··· Data excerpts
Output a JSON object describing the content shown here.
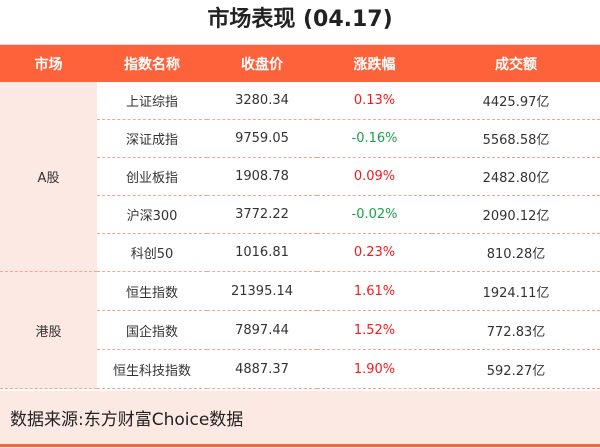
{
  "title": "市场表现 (04.17)",
  "columns": [
    "市场",
    "指数名称",
    "收盘价",
    "涨跌幅",
    "成交额"
  ],
  "colors": {
    "header": "#fe623a",
    "market_bg": "#fde9e3",
    "up": "#f41b1b",
    "down": "#1aa24a"
  },
  "groups": [
    {
      "market": "A股",
      "rows": [
        {
          "name": "上证综指",
          "close": "3280.34",
          "change": "0.13%",
          "dir": "up",
          "volume": "4425.97亿"
        },
        {
          "name": "深证成指",
          "close": "9759.05",
          "change": "-0.16%",
          "dir": "down",
          "volume": "5568.58亿"
        },
        {
          "name": "创业板指",
          "close": "1908.78",
          "change": "0.09%",
          "dir": "up",
          "volume": "2482.80亿"
        },
        {
          "name": "沪深300",
          "close": "3772.22",
          "change": "-0.02%",
          "dir": "down",
          "volume": "2090.12亿"
        },
        {
          "name": "科创50",
          "close": "1016.81",
          "change": "0.23%",
          "dir": "up",
          "volume": "810.28亿"
        }
      ]
    },
    {
      "market": "港股",
      "rows": [
        {
          "name": "恒生指数",
          "close": "21395.14",
          "change": "1.61%",
          "dir": "up",
          "volume": "1924.11亿"
        },
        {
          "name": "国企指数",
          "close": "7897.44",
          "change": "1.52%",
          "dir": "up",
          "volume": "772.83亿"
        },
        {
          "name": "恒生科技指数",
          "close": "4887.37",
          "change": "1.90%",
          "dir": "up",
          "volume": "592.27亿"
        }
      ]
    }
  ],
  "footer": "数据来源:东方财富Choice数据"
}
······
→ Task to carry out
Reproduce the material in full, word for word, and omit the pictures.

→ Solution to the exercise
Output a JSON object describing the content shown here.
{
  "title": "市场表现 (04.17)",
  "columns": [
    "市场",
    "指数名称",
    "收盘价",
    "涨跌幅",
    "成交额"
  ],
  "colors": {
    "header": "#fe623a",
    "market_bg": "#fde9e3",
    "up": "#f41b1b",
    "down": "#1aa24a"
  },
  "groups": [
    {
      "market": "A股",
      "rows": [
        {
          "name": "上证综指",
          "close": "3280.34",
          "change": "0.13%",
          "dir": "up",
          "volume": "4425.97亿"
        },
        {
          "name": "深证成指",
          "close": "9759.05",
          "change": "-0.16%",
          "dir": "down",
          "volume": "5568.58亿"
        },
        {
          "name": "创业板指",
          "close": "1908.78",
          "change": "0.09%",
          "dir": "up",
          "volume": "2482.80亿"
        },
        {
          "name": "沪深300",
          "close": "3772.22",
          "change": "-0.02%",
          "dir": "down",
          "volume": "2090.12亿"
        },
        {
          "name": "科创50",
          "close": "1016.81",
          "change": "0.23%",
          "dir": "up",
          "volume": "810.28亿"
        }
      ]
    },
    {
      "market": "港股",
      "rows": [
        {
          "name": "恒生指数",
          "close": "21395.14",
          "change": "1.61%",
          "dir": "up",
          "volume": "1924.11亿"
        },
        {
          "name": "国企指数",
          "close": "7897.44",
          "change": "1.52%",
          "dir": "up",
          "volume": "772.83亿"
        },
        {
          "name": "恒生科技指数",
          "close": "4887.37",
          "change": "1.90%",
          "dir": "up",
          "volume": "592.27亿"
        }
      ]
    }
  ],
  "footer": "数据来源:东方财富Choice数据"
}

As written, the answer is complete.